Only the number is wanted: how many lines contain the string "Attends"?

(Extracted records)
= = =
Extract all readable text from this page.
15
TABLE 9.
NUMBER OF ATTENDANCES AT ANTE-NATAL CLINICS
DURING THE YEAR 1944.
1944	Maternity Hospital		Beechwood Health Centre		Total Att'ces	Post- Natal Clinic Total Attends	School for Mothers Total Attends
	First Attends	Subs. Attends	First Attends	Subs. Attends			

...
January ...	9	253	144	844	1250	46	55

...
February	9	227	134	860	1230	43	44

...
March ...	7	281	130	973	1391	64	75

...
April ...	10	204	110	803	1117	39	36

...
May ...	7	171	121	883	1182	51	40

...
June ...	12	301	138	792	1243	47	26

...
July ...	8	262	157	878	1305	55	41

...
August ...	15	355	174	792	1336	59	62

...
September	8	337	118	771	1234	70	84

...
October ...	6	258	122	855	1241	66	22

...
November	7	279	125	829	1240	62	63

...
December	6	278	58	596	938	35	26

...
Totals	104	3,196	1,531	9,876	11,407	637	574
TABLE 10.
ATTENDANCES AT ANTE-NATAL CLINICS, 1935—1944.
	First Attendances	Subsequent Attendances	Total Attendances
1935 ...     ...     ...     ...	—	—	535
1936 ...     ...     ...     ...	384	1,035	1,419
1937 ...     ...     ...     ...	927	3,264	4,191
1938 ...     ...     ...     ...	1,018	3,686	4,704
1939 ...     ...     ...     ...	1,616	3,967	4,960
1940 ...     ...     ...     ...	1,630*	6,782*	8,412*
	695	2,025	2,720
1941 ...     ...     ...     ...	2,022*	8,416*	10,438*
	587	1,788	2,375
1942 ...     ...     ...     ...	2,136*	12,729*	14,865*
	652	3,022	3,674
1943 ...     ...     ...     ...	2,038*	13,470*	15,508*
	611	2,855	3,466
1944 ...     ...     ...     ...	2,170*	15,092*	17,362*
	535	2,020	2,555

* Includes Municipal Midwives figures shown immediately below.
= = =
**The result:**
2